→ TASK DESCRIPTION: Check every line below for the word "MTTR" and copy each one that has it.

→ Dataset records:
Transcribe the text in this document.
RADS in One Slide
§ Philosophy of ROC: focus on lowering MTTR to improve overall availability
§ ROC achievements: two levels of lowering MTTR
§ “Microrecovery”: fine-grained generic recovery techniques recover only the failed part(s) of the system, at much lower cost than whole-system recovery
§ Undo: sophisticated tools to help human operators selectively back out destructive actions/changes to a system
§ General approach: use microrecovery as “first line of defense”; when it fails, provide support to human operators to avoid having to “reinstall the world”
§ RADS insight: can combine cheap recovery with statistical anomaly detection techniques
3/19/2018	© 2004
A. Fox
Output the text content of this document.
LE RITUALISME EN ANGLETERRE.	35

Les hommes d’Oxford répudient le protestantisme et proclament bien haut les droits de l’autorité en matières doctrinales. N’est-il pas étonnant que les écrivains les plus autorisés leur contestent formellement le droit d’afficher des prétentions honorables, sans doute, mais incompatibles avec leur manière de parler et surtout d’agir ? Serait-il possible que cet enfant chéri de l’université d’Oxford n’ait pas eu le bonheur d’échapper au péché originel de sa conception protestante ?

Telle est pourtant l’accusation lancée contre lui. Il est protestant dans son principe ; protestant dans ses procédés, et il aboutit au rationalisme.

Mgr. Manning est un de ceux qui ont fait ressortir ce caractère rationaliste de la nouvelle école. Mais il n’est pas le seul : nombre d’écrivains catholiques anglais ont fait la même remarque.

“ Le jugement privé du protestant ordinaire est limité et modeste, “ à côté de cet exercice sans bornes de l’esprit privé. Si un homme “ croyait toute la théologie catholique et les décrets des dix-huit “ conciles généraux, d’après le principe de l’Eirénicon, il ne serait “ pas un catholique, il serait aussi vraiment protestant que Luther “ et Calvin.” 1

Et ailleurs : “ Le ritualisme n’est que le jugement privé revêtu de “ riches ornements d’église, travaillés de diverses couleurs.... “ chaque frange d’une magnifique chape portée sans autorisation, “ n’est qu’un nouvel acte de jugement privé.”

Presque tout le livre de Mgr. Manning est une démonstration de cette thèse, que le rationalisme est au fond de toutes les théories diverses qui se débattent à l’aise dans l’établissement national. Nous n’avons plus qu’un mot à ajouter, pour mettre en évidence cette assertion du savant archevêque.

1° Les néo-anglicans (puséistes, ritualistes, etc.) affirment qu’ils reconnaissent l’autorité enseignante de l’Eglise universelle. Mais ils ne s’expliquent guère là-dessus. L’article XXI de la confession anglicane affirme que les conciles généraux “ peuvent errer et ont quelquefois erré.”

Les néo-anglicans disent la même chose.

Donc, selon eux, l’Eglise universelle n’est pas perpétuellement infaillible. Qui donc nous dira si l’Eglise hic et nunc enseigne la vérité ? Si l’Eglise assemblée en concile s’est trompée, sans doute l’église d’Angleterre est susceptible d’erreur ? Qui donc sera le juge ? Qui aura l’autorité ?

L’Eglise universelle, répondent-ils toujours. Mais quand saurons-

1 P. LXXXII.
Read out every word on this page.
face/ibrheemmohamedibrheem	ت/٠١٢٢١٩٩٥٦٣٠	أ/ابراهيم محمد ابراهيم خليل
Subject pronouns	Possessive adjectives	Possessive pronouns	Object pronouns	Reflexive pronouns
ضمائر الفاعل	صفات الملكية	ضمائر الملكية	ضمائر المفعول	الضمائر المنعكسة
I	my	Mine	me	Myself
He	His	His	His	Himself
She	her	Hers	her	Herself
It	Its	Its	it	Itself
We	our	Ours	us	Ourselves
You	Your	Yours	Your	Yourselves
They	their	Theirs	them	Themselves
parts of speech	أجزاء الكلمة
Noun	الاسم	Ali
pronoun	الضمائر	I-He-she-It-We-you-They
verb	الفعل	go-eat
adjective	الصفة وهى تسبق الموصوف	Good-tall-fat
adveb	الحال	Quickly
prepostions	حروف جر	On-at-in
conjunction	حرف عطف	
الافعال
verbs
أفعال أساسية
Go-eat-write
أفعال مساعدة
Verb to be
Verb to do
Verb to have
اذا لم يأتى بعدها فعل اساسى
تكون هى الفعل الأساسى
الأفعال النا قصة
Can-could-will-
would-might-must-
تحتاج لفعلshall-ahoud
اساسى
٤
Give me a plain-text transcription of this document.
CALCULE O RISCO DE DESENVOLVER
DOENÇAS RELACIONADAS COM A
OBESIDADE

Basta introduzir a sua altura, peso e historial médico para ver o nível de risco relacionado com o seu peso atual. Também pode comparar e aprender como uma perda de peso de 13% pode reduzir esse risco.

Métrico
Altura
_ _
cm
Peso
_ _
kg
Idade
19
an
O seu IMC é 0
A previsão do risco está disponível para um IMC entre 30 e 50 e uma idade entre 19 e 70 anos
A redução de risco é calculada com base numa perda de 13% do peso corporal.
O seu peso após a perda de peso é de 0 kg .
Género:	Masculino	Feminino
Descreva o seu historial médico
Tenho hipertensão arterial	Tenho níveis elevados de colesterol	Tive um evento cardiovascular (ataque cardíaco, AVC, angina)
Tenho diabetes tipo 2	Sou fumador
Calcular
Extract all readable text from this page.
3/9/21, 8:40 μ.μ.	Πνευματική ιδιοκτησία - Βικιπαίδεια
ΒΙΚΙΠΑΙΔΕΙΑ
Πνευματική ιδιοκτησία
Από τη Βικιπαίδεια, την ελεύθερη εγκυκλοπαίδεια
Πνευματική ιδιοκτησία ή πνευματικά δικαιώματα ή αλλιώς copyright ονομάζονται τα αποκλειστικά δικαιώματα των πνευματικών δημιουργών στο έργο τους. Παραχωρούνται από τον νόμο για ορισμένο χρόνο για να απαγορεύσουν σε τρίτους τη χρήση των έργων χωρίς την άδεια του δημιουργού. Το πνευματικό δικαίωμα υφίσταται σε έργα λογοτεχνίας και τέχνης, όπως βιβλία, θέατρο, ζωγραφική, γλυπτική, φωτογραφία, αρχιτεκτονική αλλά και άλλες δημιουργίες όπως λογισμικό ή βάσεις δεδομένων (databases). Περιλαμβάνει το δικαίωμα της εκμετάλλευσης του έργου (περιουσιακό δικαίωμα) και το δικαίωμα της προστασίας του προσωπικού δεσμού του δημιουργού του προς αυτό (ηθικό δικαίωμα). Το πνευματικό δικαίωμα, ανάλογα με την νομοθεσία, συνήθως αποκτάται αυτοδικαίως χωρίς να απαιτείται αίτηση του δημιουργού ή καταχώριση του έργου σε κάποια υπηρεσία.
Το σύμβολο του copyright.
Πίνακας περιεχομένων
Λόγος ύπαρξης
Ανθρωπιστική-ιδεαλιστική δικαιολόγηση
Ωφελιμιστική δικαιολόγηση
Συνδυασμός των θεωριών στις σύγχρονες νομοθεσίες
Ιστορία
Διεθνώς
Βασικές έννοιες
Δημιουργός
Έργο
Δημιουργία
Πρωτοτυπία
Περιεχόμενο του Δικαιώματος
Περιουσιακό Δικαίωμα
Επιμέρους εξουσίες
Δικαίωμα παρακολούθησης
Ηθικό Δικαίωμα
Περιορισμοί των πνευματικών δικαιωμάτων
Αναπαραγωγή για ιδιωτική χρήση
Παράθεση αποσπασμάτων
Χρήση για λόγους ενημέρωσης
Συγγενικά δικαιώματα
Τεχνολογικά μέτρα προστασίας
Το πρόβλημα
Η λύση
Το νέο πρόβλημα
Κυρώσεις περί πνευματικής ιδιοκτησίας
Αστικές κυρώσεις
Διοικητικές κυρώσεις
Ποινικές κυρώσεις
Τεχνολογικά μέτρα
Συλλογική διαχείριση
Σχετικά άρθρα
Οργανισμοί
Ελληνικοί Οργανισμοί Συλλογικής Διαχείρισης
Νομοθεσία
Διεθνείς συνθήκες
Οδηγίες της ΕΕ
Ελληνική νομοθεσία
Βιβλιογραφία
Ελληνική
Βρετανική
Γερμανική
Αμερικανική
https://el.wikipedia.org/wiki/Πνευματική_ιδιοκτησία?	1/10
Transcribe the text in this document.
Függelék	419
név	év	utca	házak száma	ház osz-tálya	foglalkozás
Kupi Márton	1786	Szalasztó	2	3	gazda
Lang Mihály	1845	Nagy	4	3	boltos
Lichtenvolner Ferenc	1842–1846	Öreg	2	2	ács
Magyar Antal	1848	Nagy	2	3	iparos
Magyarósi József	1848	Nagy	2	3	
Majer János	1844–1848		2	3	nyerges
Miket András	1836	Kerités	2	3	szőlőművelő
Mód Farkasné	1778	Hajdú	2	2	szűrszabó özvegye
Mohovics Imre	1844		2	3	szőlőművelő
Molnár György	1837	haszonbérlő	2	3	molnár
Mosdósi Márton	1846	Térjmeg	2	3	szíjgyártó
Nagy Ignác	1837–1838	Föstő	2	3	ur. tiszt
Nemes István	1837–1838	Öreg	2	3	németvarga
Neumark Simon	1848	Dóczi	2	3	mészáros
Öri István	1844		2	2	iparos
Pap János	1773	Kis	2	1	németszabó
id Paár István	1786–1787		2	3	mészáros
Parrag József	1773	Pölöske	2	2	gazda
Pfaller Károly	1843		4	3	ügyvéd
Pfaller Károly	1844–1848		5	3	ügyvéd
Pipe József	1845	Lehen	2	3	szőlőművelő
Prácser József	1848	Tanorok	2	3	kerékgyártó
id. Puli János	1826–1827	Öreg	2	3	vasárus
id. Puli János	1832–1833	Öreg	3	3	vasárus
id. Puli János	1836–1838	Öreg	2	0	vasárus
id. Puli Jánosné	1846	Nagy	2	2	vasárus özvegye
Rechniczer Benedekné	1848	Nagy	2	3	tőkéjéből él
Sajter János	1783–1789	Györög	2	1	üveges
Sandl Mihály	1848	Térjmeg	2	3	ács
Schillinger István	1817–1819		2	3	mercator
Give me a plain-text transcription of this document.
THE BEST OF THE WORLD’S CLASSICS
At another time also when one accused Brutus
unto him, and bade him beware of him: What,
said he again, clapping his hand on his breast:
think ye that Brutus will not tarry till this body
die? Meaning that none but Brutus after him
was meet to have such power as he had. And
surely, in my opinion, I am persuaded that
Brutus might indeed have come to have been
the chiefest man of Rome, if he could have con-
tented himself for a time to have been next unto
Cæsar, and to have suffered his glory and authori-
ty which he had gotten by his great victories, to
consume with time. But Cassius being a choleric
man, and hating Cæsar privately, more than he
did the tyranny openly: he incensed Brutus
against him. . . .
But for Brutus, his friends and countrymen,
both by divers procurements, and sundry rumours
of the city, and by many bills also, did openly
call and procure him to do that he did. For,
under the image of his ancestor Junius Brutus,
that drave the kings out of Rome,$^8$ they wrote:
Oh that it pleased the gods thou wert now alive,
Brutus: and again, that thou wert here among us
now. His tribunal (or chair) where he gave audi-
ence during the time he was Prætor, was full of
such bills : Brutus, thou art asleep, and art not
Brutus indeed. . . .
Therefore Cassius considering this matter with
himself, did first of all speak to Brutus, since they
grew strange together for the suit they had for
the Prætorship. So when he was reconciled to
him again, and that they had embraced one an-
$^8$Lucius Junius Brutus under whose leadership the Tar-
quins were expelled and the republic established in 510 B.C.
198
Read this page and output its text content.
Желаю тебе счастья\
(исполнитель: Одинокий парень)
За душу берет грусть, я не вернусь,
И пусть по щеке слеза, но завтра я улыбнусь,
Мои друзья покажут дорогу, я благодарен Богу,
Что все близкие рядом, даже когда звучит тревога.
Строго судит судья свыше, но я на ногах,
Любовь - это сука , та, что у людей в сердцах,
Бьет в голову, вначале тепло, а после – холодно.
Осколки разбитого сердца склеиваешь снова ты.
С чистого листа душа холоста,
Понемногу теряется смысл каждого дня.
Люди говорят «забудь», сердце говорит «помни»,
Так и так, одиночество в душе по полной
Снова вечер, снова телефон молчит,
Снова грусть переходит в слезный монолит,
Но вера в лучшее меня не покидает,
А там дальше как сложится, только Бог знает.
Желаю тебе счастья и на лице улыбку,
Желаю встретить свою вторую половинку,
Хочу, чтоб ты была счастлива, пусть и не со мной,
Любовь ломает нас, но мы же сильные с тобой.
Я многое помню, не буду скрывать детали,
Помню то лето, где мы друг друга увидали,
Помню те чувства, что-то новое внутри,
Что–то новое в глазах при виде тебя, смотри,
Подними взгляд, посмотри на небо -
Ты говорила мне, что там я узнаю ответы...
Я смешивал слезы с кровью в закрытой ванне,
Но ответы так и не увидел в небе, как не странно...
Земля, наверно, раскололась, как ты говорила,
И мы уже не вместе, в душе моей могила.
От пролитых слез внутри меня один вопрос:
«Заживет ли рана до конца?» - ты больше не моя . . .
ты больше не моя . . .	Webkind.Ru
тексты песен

→ SOLUTION FOR THIS EXERCISE:
§ Philosophy of ROC: focus on lowering MTTR to improve overall availability
§ ROC achievements: two levels of lowering MTTR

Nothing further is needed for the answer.